## Items listed in a dataset
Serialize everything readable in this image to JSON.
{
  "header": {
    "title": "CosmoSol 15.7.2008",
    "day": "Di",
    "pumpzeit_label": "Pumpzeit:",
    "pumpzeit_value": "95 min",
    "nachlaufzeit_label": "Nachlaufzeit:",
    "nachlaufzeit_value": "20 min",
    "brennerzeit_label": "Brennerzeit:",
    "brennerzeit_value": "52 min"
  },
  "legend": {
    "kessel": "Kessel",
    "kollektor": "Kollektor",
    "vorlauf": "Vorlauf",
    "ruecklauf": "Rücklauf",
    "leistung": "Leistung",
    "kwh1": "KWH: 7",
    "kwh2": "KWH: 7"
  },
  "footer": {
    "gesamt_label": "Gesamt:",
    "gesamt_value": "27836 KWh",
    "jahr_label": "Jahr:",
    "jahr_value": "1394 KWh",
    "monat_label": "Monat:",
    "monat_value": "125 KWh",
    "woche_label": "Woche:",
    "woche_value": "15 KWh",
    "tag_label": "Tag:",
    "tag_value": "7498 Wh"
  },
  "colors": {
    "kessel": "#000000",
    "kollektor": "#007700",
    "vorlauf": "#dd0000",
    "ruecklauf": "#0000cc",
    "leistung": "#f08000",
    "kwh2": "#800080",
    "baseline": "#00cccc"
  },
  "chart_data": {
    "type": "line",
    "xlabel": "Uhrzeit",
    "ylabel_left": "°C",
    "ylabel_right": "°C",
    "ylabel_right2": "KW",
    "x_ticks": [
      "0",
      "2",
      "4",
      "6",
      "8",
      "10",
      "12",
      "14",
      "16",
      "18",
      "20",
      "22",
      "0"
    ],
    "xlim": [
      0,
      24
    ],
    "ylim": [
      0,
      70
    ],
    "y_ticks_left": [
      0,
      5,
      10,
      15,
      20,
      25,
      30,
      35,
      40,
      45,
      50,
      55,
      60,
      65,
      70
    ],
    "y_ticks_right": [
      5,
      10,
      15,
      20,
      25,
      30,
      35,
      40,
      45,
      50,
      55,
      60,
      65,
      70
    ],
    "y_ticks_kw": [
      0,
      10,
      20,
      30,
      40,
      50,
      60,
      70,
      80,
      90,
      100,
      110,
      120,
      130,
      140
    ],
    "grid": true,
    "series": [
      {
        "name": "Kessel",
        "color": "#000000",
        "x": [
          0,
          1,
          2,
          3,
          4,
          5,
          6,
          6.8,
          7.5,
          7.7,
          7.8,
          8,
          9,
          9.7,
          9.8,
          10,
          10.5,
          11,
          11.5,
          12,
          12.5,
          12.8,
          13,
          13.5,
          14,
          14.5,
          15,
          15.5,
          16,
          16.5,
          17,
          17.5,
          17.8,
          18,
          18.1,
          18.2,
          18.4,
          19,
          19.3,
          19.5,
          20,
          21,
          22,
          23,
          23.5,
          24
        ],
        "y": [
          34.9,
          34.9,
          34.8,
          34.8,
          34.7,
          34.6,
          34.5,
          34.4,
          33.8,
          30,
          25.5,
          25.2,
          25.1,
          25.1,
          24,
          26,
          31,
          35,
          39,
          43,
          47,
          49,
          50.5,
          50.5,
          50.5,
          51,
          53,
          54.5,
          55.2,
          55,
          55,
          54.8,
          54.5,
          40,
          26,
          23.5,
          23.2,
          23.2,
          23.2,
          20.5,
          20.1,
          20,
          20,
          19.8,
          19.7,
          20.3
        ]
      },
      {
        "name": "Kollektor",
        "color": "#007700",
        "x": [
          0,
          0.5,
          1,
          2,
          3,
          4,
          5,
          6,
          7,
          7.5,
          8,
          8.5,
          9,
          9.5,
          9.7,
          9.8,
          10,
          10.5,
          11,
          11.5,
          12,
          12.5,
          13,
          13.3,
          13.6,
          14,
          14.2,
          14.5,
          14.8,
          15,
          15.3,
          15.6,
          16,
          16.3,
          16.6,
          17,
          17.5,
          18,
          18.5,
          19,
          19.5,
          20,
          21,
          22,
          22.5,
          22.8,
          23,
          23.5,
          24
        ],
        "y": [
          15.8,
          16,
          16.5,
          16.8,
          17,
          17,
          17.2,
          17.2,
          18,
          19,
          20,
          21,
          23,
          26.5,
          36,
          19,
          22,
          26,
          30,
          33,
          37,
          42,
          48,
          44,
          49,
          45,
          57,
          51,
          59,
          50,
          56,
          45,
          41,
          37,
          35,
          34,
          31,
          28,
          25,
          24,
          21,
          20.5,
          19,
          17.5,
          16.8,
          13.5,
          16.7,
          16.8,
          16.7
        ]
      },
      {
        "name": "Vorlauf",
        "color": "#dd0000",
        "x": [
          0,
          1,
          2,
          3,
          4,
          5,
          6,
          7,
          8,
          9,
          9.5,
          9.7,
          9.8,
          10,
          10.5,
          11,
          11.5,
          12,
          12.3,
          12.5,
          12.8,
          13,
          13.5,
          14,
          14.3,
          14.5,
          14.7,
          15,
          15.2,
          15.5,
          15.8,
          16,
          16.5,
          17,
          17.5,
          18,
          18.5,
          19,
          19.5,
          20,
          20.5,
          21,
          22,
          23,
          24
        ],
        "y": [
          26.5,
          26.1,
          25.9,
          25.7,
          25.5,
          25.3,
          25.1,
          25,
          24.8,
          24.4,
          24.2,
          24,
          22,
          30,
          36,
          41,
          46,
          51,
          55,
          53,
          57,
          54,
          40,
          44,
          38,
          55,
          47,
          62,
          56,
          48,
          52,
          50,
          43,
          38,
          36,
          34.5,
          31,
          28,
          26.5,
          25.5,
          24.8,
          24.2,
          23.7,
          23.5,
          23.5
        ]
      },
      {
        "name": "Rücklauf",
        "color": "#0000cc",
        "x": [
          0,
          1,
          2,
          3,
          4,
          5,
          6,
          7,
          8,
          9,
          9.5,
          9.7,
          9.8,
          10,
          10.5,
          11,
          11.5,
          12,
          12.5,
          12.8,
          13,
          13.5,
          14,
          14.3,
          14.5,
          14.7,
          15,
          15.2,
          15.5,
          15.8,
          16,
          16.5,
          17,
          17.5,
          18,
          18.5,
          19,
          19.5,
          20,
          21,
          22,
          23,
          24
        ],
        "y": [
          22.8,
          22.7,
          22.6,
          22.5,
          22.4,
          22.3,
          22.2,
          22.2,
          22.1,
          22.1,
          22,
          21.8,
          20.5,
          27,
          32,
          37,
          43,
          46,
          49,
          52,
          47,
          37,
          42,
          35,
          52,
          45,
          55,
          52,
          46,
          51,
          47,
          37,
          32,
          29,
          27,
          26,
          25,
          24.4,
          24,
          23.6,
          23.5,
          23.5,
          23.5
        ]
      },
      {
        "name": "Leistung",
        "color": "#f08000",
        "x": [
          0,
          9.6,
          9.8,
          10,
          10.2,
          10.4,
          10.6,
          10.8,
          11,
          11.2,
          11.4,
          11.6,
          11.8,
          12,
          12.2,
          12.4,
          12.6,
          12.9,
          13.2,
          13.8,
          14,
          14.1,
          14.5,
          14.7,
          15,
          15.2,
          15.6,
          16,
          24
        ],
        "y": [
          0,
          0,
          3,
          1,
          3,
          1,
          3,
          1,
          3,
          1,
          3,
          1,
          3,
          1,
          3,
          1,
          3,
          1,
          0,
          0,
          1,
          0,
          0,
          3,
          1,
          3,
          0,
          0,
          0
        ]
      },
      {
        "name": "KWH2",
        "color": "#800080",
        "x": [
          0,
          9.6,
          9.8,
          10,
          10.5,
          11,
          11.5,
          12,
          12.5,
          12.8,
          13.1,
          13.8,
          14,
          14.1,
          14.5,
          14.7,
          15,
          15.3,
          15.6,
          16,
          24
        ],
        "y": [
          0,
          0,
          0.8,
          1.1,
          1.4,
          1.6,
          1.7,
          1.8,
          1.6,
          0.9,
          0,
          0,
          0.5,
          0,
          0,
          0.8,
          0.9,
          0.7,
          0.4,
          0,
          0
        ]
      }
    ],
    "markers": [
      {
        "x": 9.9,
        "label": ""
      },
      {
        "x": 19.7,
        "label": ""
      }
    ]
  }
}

## Task to complete
Pull out every line containing "name".

## Written response
        "name": "Kessel",
        "name": "Kollektor",
        "name": "Vorlauf",
        "name": "Rücklauf",
        "name": "Leistung",
        "name": "KWH2",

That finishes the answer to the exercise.